## EXERCISE
Type every record exactly as it appears.

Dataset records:
════════

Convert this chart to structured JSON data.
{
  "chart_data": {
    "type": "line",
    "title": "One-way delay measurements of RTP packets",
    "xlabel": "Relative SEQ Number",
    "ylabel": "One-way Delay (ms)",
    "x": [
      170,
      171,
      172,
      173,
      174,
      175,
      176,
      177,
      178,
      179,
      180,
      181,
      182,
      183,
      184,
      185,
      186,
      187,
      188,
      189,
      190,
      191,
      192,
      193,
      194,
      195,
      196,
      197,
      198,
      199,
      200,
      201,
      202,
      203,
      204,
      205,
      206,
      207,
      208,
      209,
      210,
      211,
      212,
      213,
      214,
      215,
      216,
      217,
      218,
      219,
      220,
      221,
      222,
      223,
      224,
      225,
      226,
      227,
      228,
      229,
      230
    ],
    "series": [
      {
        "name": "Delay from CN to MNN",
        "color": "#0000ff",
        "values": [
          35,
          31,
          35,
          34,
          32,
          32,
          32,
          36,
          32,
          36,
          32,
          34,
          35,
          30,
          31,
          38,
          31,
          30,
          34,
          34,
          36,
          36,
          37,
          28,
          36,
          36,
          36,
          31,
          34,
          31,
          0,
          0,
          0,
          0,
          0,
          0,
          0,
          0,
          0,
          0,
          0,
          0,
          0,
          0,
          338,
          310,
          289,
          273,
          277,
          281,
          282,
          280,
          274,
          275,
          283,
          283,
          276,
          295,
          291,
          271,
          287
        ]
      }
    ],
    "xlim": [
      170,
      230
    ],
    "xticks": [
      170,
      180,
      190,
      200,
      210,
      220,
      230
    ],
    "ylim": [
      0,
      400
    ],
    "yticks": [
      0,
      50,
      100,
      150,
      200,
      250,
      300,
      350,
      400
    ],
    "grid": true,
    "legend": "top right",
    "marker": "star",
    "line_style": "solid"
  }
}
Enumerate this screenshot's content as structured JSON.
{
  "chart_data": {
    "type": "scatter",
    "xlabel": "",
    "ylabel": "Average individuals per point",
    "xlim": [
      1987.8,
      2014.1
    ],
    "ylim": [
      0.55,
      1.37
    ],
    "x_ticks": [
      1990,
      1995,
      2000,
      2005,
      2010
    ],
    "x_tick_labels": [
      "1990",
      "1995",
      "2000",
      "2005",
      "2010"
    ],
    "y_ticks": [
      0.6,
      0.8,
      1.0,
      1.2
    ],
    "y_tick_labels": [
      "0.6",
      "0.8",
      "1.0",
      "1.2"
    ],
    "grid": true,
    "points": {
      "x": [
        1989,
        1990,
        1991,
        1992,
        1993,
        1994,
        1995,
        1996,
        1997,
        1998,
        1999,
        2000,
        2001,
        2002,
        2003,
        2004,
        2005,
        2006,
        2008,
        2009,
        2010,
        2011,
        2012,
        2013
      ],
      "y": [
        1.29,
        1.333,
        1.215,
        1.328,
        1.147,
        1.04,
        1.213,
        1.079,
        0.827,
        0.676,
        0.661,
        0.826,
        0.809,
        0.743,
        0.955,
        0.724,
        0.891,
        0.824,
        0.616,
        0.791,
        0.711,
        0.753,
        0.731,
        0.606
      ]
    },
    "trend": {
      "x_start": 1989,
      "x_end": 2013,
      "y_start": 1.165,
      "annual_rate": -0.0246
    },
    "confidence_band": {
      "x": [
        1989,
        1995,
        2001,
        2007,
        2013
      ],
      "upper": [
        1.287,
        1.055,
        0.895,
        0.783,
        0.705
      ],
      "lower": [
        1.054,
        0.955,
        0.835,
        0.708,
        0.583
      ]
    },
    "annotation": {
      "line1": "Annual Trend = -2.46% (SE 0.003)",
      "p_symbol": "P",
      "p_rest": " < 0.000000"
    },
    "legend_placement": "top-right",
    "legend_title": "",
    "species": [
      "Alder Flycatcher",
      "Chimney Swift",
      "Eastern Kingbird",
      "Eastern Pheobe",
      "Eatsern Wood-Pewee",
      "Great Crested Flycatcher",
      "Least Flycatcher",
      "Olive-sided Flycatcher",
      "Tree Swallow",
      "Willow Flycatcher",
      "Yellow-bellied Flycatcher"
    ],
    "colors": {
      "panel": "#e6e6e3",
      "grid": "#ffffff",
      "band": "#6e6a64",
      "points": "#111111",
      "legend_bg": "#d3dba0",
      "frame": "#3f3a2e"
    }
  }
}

════════

## FINAL RESULT
Convert this chart to structured JSON data.
{
  "chart_data": {
    "type": "line",
    "title": "One-way delay measurements of RTP packets",
    "xlabel": "Relative SEQ Number",
    "ylabel": "One-way Delay (ms)",
    "x": [
      170,
      171,
      172,
      173,
      174,
      175,
      176,
      177,
      178,
      179,
      180,
      181,
      182,
      183,
      184,
      185,
      186,
      187,
      188,
      189,
      190,
      191,
      192,
      193,
      194,
      195,
      196,
      197,
      198,
      199,
      200,
      201,
      202,
      203,
      204,
      205,
      206,
      207,
      208,
      209,
      210,
      211,
      212,
      213,
      214,
      215,
      216,
      217,
      218,
      219,
      220,
      221,
      222,
      223,
      224,
      225,
      226,
      227,
      228,
      229,
      230
    ],
    "series": [
      {
        "name": "Delay from CN to MNN",
        "color": "#0000ff",
        "values": [
          35,
          31,
          35,
          34,
          32,
          32,
          32,
          36,
          32,
          36,
          32,
          34,
          35,
          30,
          31,
          38,
          31,
          30,
          34,
          34,
          36,
          36,
          37,
          28,
          36,
          36,
          36,
          31,
          34,
          31,
          0,
          0,
          0,
          0,
          0,
          0,
          0,
          0,
          0,
          0,
          0,
          0,
          0,
          0,
          338,
          310,
          289,
          273,
          277,
          281,
          282,
          280,
          274,
          275,
          283,
          283,
          276,
          295,
          291,
          271,
          287
        ]
      }
    ],
    "xlim": [
      170,
      230
    ],
    "xticks": [
      170,
      180,
      190,
      200,
      210,
      220,
      230
    ],
    "ylim": [
      0,
      400
    ],
    "yticks": [
      0,
      50,
      100,
      150,
      200,
      250,
      300,
      350,
      400
    ],
    "grid": true,
    "legend": "top right",
    "marker": "star",
    "line_style": "solid"
  }
}
Enumerate this screenshot's content as structured JSON.
{
  "chart_data": {
    "type": "scatter",
    "xlabel": "",
    "ylabel": "Average individuals per point",
    "xlim": [
      1987.8,
      2014.1
    ],
    "ylim": [
      0.55,
      1.37
    ],
    "x_ticks": [
      1990,
      1995,
      2000,
      2005,
      2010
    ],
    "x_tick_labels": [
      "1990",
      "1995",
      "2000",
      "2005",
      "2010"
    ],
    "y_ticks": [
      0.6,
      0.8,
      1.0,
      1.2
    ],
    "y_tick_labels": [
      "0.6",
      "0.8",
      "1.0",
      "1.2"
    ],
    "grid": true,
    "points": {
      "x": [
        1989,
        1990,
        1991,
        1992,
        1993,
        1994,
        1995,
        1996,
        1997,
        1998,
        1999,
        2000,
        2001,
        2002,
        2003,
        2004,
        2005,
        2006,
        2008,
        2009,
        2010,
        2011,
        2012,
        2013
      ],
      "y": [
        1.29,
        1.333,
        1.215,
        1.328,
        1.147,
        1.04,
        1.213,
        1.079,
        0.827,
        0.676,
        0.661,
        0.826,
        0.809,
        0.743,
        0.955,
        0.724,
        0.891,
        0.824,
        0.616,
        0.791,
        0.711,
        0.753,
        0.731,
        0.606
      ]
    },
    "trend": {
      "x_start": 1989,
      "x_end": 2013,
      "y_start": 1.165,
      "annual_rate": -0.0246
    },
    "confidence_band": {
      "x": [
        1989,
        1995,
        2001,
        2007,
        2013
      ],
      "upper": [
        1.287,
        1.055,
        0.895,
        0.783,
        0.705
      ],
      "lower": [
        1.054,
        0.955,
        0.835,
        0.708,
        0.583
      ]
    },
    "annotation": {
      "line1": "Annual Trend = -2.46% (SE 0.003)",
      "p_symbol": "P",
      "p_rest": " < 0.000000"
    },
    "legend_placement": "top-right",
    "legend_title": "",
    "species": [
      "Alder Flycatcher",
      "Chimney Swift",
      "Eastern Kingbird",
      "Eastern Pheobe",
      "Eatsern Wood-Pewee",
      "Great Crested Flycatcher",
      "Least Flycatcher",
      "Olive-sided Flycatcher",
      "Tree Swallow",
      "Willow Flycatcher",
      "Yellow-bellied Flycatcher"
    ],
    "colors": {
      "panel": "#e6e6e3",
      "grid": "#ffffff",
      "band": "#6e6a64",
      "points": "#111111",
      "legend_bg": "#d3dba0",
      "frame": "#3f3a2e"
    }
  }
}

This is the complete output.